- _Aim of the exercise_
Show each line of the data below that has the string "title" in it.

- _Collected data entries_
-*-

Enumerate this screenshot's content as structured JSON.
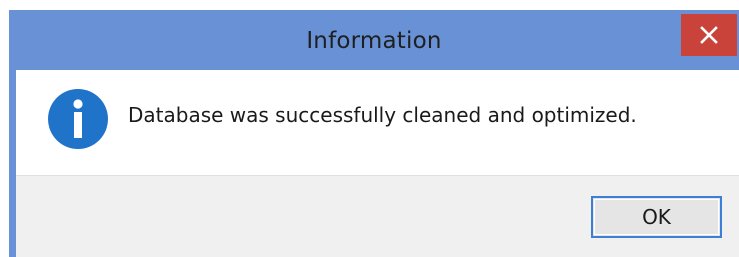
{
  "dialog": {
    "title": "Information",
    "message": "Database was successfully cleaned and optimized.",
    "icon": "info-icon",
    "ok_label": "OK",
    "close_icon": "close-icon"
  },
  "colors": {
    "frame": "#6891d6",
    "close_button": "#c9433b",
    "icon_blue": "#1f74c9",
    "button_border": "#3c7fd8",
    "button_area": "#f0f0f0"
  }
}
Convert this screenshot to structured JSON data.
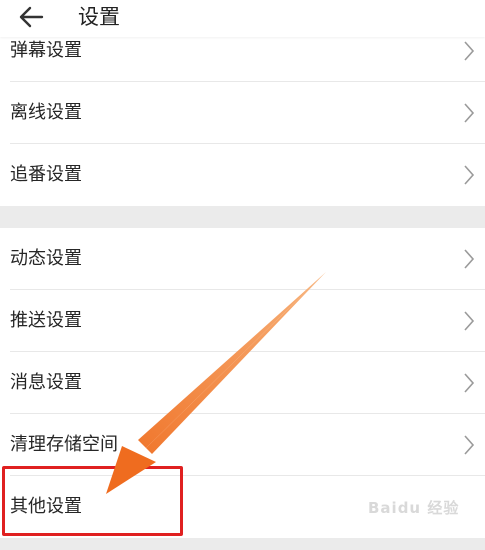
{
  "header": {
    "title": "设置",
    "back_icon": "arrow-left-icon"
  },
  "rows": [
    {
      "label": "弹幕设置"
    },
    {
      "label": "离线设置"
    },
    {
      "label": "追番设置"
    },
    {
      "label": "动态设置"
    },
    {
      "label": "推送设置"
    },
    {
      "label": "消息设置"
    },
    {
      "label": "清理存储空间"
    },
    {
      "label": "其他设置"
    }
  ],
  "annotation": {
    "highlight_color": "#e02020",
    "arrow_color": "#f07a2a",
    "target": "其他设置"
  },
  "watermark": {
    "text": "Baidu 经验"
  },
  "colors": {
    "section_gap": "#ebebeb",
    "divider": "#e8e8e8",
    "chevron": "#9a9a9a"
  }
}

-*-

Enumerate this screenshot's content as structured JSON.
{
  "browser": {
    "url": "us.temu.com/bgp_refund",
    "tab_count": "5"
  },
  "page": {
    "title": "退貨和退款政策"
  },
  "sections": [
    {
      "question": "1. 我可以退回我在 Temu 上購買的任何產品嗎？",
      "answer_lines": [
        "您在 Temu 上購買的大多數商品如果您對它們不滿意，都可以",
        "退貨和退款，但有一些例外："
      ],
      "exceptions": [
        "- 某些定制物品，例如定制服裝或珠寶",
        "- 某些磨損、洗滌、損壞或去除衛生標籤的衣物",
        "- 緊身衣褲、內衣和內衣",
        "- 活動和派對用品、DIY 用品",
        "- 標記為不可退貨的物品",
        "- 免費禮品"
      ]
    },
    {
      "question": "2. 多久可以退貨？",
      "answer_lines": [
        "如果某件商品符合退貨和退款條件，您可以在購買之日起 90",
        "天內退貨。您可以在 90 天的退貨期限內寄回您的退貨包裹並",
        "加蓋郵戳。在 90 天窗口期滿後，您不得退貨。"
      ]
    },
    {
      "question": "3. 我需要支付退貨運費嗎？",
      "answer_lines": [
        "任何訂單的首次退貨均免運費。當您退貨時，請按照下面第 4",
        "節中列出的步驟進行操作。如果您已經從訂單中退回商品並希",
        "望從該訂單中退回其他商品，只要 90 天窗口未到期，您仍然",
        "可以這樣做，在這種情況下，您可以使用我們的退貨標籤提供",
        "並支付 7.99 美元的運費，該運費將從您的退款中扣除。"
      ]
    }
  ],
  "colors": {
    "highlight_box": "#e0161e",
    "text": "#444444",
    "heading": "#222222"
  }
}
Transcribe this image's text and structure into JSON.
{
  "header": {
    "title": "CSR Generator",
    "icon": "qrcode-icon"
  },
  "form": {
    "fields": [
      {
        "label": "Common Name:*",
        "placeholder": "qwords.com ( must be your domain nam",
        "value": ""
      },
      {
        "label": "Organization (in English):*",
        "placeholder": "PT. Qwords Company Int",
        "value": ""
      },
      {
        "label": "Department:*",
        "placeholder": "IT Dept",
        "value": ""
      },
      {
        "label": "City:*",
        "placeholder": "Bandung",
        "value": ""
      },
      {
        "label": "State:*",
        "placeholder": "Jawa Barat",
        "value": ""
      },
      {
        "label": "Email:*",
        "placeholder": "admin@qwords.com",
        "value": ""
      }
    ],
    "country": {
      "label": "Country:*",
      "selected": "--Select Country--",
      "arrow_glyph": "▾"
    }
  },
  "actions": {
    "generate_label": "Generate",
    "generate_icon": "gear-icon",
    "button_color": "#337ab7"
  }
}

-*-

- _In response_
    "title": "Information",
    "title": "设置",
    "title": "退貨和退款政策"
    "title": "CSR Generator",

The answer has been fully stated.